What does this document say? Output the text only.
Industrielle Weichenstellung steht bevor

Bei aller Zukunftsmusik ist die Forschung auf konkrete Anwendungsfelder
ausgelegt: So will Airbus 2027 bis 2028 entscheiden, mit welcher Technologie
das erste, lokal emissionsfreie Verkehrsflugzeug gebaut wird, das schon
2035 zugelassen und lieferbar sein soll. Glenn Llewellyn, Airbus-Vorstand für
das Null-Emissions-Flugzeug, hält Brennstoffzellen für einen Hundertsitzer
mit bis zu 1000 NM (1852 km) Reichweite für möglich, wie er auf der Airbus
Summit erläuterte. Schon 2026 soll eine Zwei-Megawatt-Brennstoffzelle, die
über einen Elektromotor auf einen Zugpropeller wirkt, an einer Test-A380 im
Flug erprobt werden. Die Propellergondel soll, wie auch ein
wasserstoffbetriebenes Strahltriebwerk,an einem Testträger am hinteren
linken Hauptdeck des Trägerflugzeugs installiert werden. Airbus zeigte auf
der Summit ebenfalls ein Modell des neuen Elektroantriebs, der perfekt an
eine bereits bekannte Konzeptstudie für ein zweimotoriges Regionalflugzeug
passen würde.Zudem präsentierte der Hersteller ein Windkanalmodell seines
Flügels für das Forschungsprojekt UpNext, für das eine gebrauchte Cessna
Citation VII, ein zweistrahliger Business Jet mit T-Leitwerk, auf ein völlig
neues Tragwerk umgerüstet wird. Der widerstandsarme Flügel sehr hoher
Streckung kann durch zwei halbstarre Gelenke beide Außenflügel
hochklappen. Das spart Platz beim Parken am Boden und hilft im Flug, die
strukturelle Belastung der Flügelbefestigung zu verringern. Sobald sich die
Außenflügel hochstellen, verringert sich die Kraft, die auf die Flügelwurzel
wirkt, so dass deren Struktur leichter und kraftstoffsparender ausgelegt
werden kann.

──────────

Identify which lines contain the word "Summit" and copy each one.

**EXERCISE ANSWER**
Summit erläuterte. Schon 2026 soll eine Zwei-Megawatt-Brennstoffzelle, die
der Summit ebenfalls ein Modell des neuen Elektroantriebs, der perfekt an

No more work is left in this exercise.